■ Objective ■
Give only a count of the lines that include the string "numiții".

■ Raw records ■
* * *
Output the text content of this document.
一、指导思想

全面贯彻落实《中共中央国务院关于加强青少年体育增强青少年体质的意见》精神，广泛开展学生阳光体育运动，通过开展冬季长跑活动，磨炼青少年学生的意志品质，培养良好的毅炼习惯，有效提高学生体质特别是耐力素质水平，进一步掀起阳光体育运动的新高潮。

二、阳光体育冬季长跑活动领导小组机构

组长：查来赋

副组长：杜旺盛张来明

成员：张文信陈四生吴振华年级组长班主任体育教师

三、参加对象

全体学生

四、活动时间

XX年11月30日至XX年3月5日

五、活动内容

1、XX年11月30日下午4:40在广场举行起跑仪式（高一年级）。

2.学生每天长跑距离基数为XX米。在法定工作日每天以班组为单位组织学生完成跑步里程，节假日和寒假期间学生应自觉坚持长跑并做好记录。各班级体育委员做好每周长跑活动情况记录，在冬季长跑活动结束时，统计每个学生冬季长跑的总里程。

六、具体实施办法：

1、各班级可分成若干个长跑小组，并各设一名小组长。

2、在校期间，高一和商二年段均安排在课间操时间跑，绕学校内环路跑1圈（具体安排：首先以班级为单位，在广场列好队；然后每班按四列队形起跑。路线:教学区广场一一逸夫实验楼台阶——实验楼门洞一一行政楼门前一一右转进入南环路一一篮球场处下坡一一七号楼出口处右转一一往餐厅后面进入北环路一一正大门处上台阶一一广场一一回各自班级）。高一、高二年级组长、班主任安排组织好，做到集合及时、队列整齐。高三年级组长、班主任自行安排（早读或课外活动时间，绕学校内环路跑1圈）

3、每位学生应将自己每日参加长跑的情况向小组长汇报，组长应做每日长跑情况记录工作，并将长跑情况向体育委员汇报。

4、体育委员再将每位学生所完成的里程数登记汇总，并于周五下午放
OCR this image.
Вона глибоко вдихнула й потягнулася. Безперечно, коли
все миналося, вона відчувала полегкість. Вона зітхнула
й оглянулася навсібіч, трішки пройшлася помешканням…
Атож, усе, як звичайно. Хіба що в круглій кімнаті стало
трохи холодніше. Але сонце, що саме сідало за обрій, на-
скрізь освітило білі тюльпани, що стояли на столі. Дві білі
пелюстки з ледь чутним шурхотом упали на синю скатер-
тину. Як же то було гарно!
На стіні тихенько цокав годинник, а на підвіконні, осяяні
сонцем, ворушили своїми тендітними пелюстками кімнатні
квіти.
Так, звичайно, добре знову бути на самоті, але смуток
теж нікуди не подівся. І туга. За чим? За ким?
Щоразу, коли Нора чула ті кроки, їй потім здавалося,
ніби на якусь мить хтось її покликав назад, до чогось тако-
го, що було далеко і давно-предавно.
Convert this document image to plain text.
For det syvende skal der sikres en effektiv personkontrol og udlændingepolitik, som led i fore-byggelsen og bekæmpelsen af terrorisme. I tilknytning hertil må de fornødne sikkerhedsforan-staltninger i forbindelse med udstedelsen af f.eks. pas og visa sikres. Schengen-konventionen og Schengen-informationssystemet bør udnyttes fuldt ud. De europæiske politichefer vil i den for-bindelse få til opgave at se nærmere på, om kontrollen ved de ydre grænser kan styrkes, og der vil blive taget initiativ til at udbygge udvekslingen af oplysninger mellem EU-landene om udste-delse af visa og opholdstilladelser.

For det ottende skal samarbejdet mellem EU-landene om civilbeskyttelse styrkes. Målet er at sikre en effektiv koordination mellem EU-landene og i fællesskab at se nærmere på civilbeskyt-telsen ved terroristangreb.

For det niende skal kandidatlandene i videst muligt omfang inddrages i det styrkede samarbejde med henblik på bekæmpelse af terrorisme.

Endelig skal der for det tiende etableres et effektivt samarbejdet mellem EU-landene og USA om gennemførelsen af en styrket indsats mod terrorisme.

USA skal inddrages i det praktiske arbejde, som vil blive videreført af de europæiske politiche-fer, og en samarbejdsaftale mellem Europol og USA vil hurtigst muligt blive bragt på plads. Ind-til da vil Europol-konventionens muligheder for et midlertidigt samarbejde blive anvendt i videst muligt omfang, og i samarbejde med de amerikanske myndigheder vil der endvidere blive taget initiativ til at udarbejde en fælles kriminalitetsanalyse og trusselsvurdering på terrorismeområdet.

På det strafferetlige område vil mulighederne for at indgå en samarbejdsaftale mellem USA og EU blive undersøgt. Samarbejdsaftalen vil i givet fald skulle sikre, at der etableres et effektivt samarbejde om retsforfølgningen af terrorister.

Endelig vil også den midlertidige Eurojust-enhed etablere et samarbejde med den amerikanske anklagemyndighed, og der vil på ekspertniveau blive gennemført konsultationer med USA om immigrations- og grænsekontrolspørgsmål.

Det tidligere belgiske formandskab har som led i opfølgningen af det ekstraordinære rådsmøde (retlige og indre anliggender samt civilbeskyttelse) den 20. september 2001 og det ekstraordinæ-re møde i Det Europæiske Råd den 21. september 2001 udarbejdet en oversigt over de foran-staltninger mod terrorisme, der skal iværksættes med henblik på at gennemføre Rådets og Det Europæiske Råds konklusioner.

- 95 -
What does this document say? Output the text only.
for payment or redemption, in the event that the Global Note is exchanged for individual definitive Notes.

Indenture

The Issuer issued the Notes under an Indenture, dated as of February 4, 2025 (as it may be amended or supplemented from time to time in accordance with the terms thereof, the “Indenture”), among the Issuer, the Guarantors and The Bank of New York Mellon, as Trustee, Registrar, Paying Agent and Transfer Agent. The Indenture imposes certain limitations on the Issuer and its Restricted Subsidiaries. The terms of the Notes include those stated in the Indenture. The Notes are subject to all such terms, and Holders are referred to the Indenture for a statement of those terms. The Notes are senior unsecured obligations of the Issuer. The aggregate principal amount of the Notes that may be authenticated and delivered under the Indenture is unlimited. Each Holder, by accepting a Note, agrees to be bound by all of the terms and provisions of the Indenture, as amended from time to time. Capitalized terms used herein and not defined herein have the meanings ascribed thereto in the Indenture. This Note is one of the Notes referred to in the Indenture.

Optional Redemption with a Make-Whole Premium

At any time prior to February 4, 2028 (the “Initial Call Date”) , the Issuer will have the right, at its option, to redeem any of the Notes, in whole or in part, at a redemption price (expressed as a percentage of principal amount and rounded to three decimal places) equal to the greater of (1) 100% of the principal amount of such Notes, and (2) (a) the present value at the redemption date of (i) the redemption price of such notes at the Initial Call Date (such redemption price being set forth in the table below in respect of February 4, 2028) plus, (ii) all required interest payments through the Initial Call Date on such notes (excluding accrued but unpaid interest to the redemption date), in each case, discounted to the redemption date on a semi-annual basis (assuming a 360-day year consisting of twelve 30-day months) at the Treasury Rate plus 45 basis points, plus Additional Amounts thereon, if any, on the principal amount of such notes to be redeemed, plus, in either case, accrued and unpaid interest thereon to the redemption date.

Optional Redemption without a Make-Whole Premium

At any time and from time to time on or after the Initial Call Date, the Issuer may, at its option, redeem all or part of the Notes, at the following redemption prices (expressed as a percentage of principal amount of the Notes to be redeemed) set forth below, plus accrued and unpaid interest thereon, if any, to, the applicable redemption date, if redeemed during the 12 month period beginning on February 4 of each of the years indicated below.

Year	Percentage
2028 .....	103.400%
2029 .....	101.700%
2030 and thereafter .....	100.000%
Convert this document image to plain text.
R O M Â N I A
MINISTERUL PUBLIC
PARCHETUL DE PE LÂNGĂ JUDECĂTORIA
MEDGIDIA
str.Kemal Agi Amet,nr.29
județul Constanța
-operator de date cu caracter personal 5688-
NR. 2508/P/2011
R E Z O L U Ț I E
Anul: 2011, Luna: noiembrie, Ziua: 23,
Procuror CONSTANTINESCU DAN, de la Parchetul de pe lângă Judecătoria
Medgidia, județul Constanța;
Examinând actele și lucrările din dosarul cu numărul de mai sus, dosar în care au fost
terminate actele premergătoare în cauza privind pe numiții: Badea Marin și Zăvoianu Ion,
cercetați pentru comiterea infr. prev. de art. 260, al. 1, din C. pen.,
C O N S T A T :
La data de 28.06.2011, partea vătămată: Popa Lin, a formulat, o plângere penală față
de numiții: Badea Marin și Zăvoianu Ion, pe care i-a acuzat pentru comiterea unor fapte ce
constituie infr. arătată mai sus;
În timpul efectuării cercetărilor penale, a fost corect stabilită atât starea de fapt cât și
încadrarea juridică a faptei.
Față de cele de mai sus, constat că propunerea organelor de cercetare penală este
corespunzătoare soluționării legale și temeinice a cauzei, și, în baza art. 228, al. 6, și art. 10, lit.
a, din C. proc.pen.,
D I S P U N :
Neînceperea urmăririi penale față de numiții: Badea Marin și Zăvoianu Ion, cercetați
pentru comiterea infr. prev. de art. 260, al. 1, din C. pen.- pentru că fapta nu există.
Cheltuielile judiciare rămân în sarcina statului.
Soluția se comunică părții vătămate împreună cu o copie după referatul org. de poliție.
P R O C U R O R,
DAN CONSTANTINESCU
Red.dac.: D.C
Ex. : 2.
* * *
■ Result for this exercise ■
3